[BEGIN Provided records]

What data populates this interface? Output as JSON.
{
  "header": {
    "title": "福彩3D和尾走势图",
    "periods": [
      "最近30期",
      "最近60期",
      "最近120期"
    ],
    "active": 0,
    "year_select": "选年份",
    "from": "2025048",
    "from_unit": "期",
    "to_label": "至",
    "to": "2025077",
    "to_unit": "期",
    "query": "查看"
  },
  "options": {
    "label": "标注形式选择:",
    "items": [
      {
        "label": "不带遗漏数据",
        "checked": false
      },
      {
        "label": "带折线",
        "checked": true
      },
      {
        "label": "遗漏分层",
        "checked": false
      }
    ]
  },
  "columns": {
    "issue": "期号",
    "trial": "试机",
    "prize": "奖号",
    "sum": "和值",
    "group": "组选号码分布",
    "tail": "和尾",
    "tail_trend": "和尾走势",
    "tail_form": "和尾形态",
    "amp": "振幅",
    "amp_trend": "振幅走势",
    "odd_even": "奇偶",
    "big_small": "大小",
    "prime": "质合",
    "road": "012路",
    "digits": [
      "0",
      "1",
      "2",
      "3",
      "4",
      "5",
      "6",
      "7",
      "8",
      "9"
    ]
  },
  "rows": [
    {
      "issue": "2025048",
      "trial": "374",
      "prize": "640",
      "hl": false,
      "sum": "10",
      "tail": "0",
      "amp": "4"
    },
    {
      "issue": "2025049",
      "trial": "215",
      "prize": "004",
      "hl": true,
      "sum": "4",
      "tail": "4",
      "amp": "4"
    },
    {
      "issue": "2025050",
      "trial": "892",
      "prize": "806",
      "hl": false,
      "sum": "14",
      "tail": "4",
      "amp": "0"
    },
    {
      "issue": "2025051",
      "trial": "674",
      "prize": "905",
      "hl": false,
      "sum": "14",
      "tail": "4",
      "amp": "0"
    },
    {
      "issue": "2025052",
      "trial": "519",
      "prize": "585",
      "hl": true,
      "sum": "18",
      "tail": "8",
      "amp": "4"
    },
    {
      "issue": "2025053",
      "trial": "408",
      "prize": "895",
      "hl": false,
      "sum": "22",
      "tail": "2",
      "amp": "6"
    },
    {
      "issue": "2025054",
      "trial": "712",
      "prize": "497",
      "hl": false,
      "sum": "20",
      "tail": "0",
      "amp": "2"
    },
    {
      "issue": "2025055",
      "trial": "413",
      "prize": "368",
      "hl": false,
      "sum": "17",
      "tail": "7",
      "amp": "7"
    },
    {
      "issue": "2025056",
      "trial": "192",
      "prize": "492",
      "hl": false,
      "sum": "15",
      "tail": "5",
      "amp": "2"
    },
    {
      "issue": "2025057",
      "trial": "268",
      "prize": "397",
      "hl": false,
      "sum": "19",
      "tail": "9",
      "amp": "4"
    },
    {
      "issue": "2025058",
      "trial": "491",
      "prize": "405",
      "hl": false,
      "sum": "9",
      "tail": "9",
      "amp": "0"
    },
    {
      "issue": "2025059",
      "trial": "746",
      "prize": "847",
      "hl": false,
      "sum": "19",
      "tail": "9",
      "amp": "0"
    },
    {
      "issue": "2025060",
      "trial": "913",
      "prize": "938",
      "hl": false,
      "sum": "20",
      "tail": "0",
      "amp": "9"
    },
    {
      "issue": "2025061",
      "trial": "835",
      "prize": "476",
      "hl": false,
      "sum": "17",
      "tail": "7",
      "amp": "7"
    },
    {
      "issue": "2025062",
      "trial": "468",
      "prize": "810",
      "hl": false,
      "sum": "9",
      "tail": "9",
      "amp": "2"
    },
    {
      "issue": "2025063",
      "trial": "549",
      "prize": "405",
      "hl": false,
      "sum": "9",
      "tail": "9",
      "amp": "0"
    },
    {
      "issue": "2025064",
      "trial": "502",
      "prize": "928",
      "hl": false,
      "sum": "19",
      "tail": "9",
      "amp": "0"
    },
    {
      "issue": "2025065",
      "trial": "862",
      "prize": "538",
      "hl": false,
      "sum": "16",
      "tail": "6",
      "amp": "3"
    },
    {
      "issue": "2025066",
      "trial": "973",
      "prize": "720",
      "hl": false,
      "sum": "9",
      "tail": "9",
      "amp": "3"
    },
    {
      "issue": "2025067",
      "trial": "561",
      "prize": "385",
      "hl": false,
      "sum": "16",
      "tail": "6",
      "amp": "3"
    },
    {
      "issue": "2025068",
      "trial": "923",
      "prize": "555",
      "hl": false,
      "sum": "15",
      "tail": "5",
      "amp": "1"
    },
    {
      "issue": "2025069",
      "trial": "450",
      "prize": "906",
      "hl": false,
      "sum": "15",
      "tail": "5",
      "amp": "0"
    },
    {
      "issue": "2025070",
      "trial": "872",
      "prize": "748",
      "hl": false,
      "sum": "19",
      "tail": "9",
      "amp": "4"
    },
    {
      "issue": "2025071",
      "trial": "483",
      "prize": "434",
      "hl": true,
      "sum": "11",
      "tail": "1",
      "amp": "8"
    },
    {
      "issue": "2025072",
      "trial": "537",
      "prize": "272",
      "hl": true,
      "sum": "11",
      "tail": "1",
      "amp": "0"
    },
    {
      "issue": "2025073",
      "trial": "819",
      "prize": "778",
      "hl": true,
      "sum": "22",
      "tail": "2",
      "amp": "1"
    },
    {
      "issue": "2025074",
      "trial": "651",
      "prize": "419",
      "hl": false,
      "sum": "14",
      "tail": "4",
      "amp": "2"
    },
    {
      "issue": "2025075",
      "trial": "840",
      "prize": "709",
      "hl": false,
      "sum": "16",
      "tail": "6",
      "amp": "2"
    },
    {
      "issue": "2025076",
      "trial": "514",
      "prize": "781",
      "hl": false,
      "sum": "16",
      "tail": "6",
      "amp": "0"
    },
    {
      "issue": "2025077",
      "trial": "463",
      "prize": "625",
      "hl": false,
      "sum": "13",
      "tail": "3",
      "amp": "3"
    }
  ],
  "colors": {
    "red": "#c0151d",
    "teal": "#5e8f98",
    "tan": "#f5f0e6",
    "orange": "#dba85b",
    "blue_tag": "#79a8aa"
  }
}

[END Provided records]

• Task directions:
Extract the complete listing verbatim.

• Answer for the task:
What data populates this interface? Output as JSON.
{
  "header": {
    "title": "福彩3D和尾走势图",
    "periods": [
      "最近30期",
      "最近60期",
      "最近120期"
    ],
    "active": 0,
    "year_select": "选年份",
    "from": "2025048",
    "from_unit": "期",
    "to_label": "至",
    "to": "2025077",
    "to_unit": "期",
    "query": "查看"
  },
  "options": {
    "label": "标注形式选择:",
    "items": [
      {
        "label": "不带遗漏数据",
        "checked": false
      },
      {
        "label": "带折线",
        "checked": true
      },
      {
        "label": "遗漏分层",
        "checked": false
      }
    ]
  },
  "columns": {
    "issue": "期号",
    "trial": "试机",
    "prize": "奖号",
    "sum": "和值",
    "group": "组选号码分布",
    "tail": "和尾",
    "tail_trend": "和尾走势",
    "tail_form": "和尾形态",
    "amp": "振幅",
    "amp_trend": "振幅走势",
    "odd_even": "奇偶",
    "big_small": "大小",
    "prime": "质合",
    "road": "012路",
    "digits": [
      "0",
      "1",
      "2",
      "3",
      "4",
      "5",
      "6",
      "7",
      "8",
      "9"
    ]
  },
  "rows": [
    {
      "issue": "2025048",
      "trial": "374",
      "prize": "640",
      "hl": false,
      "sum": "10",
      "tail": "0",
      "amp": "4"
    },
    {
      "issue": "2025049",
      "trial": "215",
      "prize": "004",
      "hl": true,
      "sum": "4",
      "tail": "4",
      "amp": "4"
    },
    {
      "issue": "2025050",
      "trial": "892",
      "prize": "806",
      "hl": false,
      "sum": "14",
      "tail": "4",
      "amp": "0"
    },
    {
      "issue": "2025051",
      "trial": "674",
      "prize": "905",
      "hl": false,
      "sum": "14",
      "tail": "4",
      "amp": "0"
    },
    {
      "issue": "2025052",
      "trial": "519",
      "prize": "585",
      "hl": true,
      "sum": "18",
      "tail": "8",
      "amp": "4"
    },
    {
      "issue": "2025053",
      "trial": "408",
      "prize": "895",
      "hl": false,
      "sum": "22",
      "tail": "2",
      "amp": "6"
    },
    {
      "issue": "2025054",
      "trial": "712",
      "prize": "497",
      "hl": false,
      "sum": "20",
      "tail": "0",
      "amp": "2"
    },
    {
      "issue": "2025055",
      "trial": "413",
      "prize": "368",
      "hl": false,
      "sum": "17",
      "tail": "7",
      "amp": "7"
    },
    {
      "issue": "2025056",
      "trial": "192",
      "prize": "492",
      "hl": false,
      "sum": "15",
      "tail": "5",
      "amp": "2"
    },
    {
      "issue": "2025057",
      "trial": "268",
      "prize": "397",
      "hl": false,
      "sum": "19",
      "tail": "9",
      "amp": "4"
    },
    {
      "issue": "2025058",
      "trial": "491",
      "prize": "405",
      "hl": false,
      "sum": "9",
      "tail": "9",
      "amp": "0"
    },
    {
      "issue": "2025059",
      "trial": "746",
      "prize": "847",
      "hl": false,
      "sum": "19",
      "tail": "9",
      "amp": "0"
    },
    {
      "issue": "2025060",
      "trial": "913",
      "prize": "938",
      "hl": false,
      "sum": "20",
      "tail": "0",
      "amp": "9"
    },
    {
      "issue": "2025061",
      "trial": "835",
      "prize": "476",
      "hl": false,
      "sum": "17",
      "tail": "7",
      "amp": "7"
    },
    {
      "issue": "2025062",
      "trial": "468",
      "prize": "810",
      "hl": false,
      "sum": "9",
      "tail": "9",
      "amp": "2"
    },
    {
      "issue": "2025063",
      "trial": "549",
      "prize": "405",
      "hl": false,
      "sum": "9",
      "tail": "9",
      "amp": "0"
    },
    {
      "issue": "2025064",
      "trial": "502",
      "prize": "928",
      "hl": false,
      "sum": "19",
      "tail": "9",
      "amp": "0"
    },
    {
      "issue": "2025065",
      "trial": "862",
      "prize": "538",
      "hl": false,
      "sum": "16",
      "tail": "6",
      "amp": "3"
    },
    {
      "issue": "2025066",
      "trial": "973",
      "prize": "720",
      "hl": false,
      "sum": "9",
      "tail": "9",
      "amp": "3"
    },
    {
      "issue": "2025067",
      "trial": "561",
      "prize": "385",
      "hl": false,
      "sum": "16",
      "tail": "6",
      "amp": "3"
    },
    {
      "issue": "2025068",
      "trial": "923",
      "prize": "555",
      "hl": false,
      "sum": "15",
      "tail": "5",
      "amp": "1"
    },
    {
      "issue": "2025069",
      "trial": "450",
      "prize": "906",
      "hl": false,
      "sum": "15",
      "tail": "5",
      "amp": "0"
    },
    {
      "issue": "2025070",
      "trial": "872",
      "prize": "748",
      "hl": false,
      "sum": "19",
      "tail": "9",
      "amp": "4"
    },
    {
      "issue": "2025071",
      "trial": "483",
      "prize": "434",
      "hl": true,
      "sum": "11",
      "tail": "1",
      "amp": "8"
    },
    {
      "issue": "2025072",
      "trial": "537",
      "prize": "272",
      "hl": true,
      "sum": "11",
      "tail": "1",
      "amp": "0"
    },
    {
      "issue": "2025073",
      "trial": "819",
      "prize": "778",
      "hl": true,
      "sum": "22",
      "tail": "2",
      "amp": "1"
    },
    {
      "issue": "2025074",
      "trial": "651",
      "prize": "419",
      "hl": false,
      "sum": "14",
      "tail": "4",
      "amp": "2"
    },
    {
      "issue": "2025075",
      "trial": "840",
      "prize": "709",
      "hl": false,
      "sum": "16",
      "tail": "6",
      "amp": "2"
    },
    {
      "issue": "2025076",
      "trial": "514",
      "prize": "781",
      "hl": false,
      "sum": "16",
      "tail": "6",
      "amp": "0"
    },
    {
      "issue": "2025077",
      "trial": "463",
      "prize": "625",
      "hl": false,
      "sum": "13",
      "tail": "3",
      "amp": "3"
    }
  ],
  "colors": {
    "red": "#c0151d",
    "teal": "#5e8f98",
    "tan": "#f5f0e6",
    "orange": "#dba85b",
    "blue_tag": "#79a8aa"
  }
}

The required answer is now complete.